== Aim ==
Exactly as given, repeat all of the entries.

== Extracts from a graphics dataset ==
--------------------------------

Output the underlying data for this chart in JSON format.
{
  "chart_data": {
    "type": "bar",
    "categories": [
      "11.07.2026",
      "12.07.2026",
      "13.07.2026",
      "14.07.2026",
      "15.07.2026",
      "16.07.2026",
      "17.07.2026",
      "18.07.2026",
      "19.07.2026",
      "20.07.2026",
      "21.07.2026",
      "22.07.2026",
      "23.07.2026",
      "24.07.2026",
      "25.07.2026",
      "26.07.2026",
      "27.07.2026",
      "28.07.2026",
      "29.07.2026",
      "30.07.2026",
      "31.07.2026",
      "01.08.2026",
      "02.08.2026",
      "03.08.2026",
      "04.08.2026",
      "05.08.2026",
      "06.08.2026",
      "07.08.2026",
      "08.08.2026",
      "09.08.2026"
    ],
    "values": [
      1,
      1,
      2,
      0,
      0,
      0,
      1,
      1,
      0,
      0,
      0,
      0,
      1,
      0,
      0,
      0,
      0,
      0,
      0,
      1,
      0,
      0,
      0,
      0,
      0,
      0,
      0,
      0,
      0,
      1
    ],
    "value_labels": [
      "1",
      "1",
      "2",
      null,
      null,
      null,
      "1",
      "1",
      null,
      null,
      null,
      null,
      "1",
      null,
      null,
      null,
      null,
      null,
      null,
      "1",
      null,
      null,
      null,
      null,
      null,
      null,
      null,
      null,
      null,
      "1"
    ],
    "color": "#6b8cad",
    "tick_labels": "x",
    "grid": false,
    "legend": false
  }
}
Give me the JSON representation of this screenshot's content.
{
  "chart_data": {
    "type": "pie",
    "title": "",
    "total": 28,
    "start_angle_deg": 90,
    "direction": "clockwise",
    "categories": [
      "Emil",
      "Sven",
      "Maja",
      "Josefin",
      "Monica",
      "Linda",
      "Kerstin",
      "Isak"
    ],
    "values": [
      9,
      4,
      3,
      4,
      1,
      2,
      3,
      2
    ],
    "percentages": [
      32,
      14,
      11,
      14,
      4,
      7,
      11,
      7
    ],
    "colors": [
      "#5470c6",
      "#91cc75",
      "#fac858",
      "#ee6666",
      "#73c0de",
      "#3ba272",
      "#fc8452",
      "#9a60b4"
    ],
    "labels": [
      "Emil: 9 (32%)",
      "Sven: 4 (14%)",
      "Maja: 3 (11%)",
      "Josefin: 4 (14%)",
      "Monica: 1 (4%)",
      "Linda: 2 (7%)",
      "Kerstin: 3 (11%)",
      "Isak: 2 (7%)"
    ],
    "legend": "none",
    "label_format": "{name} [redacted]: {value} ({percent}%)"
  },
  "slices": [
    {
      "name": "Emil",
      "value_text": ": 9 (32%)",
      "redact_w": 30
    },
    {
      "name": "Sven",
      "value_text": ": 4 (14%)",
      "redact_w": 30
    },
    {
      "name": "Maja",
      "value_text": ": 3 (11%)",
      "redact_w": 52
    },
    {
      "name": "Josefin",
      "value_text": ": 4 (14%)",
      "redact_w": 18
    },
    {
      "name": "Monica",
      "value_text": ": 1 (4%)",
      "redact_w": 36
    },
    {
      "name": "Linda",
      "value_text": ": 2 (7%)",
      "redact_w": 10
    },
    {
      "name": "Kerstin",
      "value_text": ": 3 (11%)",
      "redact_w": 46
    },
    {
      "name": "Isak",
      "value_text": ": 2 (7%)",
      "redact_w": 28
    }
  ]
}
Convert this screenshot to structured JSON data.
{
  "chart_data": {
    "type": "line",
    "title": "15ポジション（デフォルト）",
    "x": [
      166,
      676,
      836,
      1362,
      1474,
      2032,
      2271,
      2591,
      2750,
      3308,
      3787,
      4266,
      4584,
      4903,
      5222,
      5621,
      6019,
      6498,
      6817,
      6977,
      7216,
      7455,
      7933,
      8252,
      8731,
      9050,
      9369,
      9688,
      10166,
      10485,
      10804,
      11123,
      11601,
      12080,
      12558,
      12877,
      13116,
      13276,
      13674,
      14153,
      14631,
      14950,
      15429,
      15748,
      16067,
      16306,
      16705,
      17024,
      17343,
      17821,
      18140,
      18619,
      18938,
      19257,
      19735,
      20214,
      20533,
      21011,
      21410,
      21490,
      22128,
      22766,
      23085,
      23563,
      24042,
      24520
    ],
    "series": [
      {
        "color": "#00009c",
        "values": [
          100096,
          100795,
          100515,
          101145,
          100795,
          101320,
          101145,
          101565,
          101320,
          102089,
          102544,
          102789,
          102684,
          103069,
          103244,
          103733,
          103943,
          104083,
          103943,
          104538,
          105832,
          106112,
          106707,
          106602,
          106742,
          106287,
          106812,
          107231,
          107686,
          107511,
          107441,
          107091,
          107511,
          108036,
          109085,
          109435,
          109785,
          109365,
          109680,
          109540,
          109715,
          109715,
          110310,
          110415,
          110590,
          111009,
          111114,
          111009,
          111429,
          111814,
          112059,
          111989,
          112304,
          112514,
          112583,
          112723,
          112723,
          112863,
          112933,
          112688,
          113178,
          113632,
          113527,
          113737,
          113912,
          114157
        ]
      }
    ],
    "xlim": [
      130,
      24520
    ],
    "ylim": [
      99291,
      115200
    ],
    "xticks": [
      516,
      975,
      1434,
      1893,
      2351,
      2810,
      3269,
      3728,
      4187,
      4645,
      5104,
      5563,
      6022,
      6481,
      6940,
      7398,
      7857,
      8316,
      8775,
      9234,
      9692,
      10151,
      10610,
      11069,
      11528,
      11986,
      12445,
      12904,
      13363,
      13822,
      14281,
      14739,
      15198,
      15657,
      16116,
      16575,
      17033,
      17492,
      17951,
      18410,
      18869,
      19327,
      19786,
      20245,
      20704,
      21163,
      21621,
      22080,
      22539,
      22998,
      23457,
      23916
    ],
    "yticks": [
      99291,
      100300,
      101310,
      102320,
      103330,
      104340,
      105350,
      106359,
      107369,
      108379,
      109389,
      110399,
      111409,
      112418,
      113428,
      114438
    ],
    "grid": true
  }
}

--------------------------------

== Correct output ==
Output the underlying data for this chart in JSON format.
{
  "chart_data": {
    "type": "bar",
    "categories": [
      "11.07.2026",
      "12.07.2026",
      "13.07.2026",
      "14.07.2026",
      "15.07.2026",
      "16.07.2026",
      "17.07.2026",
      "18.07.2026",
      "19.07.2026",
      "20.07.2026",
      "21.07.2026",
      "22.07.2026",
      "23.07.2026",
      "24.07.2026",
      "25.07.2026",
      "26.07.2026",
      "27.07.2026",
      "28.07.2026",
      "29.07.2026",
      "30.07.2026",
      "31.07.2026",
      "01.08.2026",
      "02.08.2026",
      "03.08.2026",
      "04.08.2026",
      "05.08.2026",
      "06.08.2026",
      "07.08.2026",
      "08.08.2026",
      "09.08.2026"
    ],
    "values": [
      1,
      1,
      2,
      0,
      0,
      0,
      1,
      1,
      0,
      0,
      0,
      0,
      1,
      0,
      0,
      0,
      0,
      0,
      0,
      1,
      0,
      0,
      0,
      0,
      0,
      0,
      0,
      0,
      0,
      1
    ],
    "value_labels": [
      "1",
      "1",
      "2",
      null,
      null,
      null,
      "1",
      "1",
      null,
      null,
      null,
      null,
      "1",
      null,
      null,
      null,
      null,
      null,
      null,
      "1",
      null,
      null,
      null,
      null,
      null,
      null,
      null,
      null,
      null,
      "1"
    ],
    "color": "#6b8cad",
    "tick_labels": "x",
    "grid": false,
    "legend": false
  }
}
Give me the JSON representation of this screenshot's content.
{
  "chart_data": {
    "type": "pie",
    "title": "",
    "total": 28,
    "start_angle_deg": 90,
    "direction": "clockwise",
    "categories": [
      "Emil",
      "Sven",
      "Maja",
      "Josefin",
      "Monica",
      "Linda",
      "Kerstin",
      "Isak"
    ],
    "values": [
      9,
      4,
      3,
      4,
      1,
      2,
      3,
      2
    ],
    "percentages": [
      32,
      14,
      11,
      14,
      4,
      7,
      11,
      7
    ],
    "colors": [
      "#5470c6",
      "#91cc75",
      "#fac858",
      "#ee6666",
      "#73c0de",
      "#3ba272",
      "#fc8452",
      "#9a60b4"
    ],
    "labels": [
      "Emil: 9 (32%)",
      "Sven: 4 (14%)",
      "Maja: 3 (11%)",
      "Josefin: 4 (14%)",
      "Monica: 1 (4%)",
      "Linda: 2 (7%)",
      "Kerstin: 3 (11%)",
      "Isak: 2 (7%)"
    ],
    "legend": "none",
    "label_format": "{name} [redacted]: {value} ({percent}%)"
  },
  "slices": [
    {
      "name": "Emil",
      "value_text": ": 9 (32%)",
      "redact_w": 30
    },
    {
      "name": "Sven",
      "value_text": ": 4 (14%)",
      "redact_w": 30
    },
    {
      "name": "Maja",
      "value_text": ": 3 (11%)",
      "redact_w": 52
    },
    {
      "name": "Josefin",
      "value_text": ": 4 (14%)",
      "redact_w": 18
    },
    {
      "name": "Monica",
      "value_text": ": 1 (4%)",
      "redact_w": 36
    },
    {
      "name": "Linda",
      "value_text": ": 2 (7%)",
      "redact_w": 10
    },
    {
      "name": "Kerstin",
      "value_text": ": 3 (11%)",
      "redact_w": 46
    },
    {
      "name": "Isak",
      "value_text": ": 2 (7%)",
      "redact_w": 28
    }
  ]
}
Convert this screenshot to structured JSON data.
{
  "chart_data": {
    "type": "line",
    "title": "15ポジション（デフォルト）",
    "x": [
      166,
      676,
      836,
      1362,
      1474,
      2032,
      2271,
      2591,
      2750,
      3308,
      3787,
      4266,
      4584,
      4903,
      5222,
      5621,
      6019,
      6498,
      6817,
      6977,
      7216,
      7455,
      7933,
      8252,
      8731,
      9050,
      9369,
      9688,
      10166,
      10485,
      10804,
      11123,
      11601,
      12080,
      12558,
      12877,
      13116,
      13276,
      13674,
      14153,
      14631,
      14950,
      15429,
      15748,
      16067,
      16306,
      16705,
      17024,
      17343,
      17821,
      18140,
      18619,
      18938,
      19257,
      19735,
      20214,
      20533,
      21011,
      21410,
      21490,
      22128,
      22766,
      23085,
      23563,
      24042,
      24520
    ],
    "series": [
      {
        "color": "#00009c",
        "values": [
          100096,
          100795,
          100515,
          101145,
          100795,
          101320,
          101145,
          101565,
          101320,
          102089,
          102544,
          102789,
          102684,
          103069,
          103244,
          103733,
          103943,
          104083,
          103943,
          104538,
          105832,
          106112,
          106707,
          106602,
          106742,
          106287,
          106812,
          107231,
          107686,
          107511,
          107441,
          107091,
          107511,
          108036,
          109085,
          109435,
          109785,
          109365,
          109680,
          109540,
          109715,
          109715,
          110310,
          110415,
          110590,
          111009,
          111114,
          111009,
          111429,
          111814,
          112059,
          111989,
          112304,
          112514,
          112583,
          112723,
          112723,
          112863,
          112933,
          112688,
          113178,
          113632,
          113527,
          113737,
          113912,
          114157
        ]
      }
    ],
    "xlim": [
      130,
      24520
    ],
    "ylim": [
      99291,
      115200
    ],
    "xticks": [
      516,
      975,
      1434,
      1893,
      2351,
      2810,
      3269,
      3728,
      4187,
      4645,
      5104,
      5563,
      6022,
      6481,
      6940,
      7398,
      7857,
      8316,
      8775,
      9234,
      9692,
      10151,
      10610,
      11069,
      11528,
      11986,
      12445,
      12904,
      13363,
      13822,
      14281,
      14739,
      15198,
      15657,
      16116,
      16575,
      17033,
      17492,
      17951,
      18410,
      18869,
      19327,
      19786,
      20245,
      20704,
      21163,
      21621,
      22080,
      22539,
      22998,
      23457,
      23916
    ],
    "yticks": [
      99291,
      100300,
      101310,
      102320,
      103330,
      104340,
      105350,
      106359,
      107369,
      108379,
      109389,
      110399,
      111409,
      112418,
      113428,
      114438
    ],
    "grid": true
  }
}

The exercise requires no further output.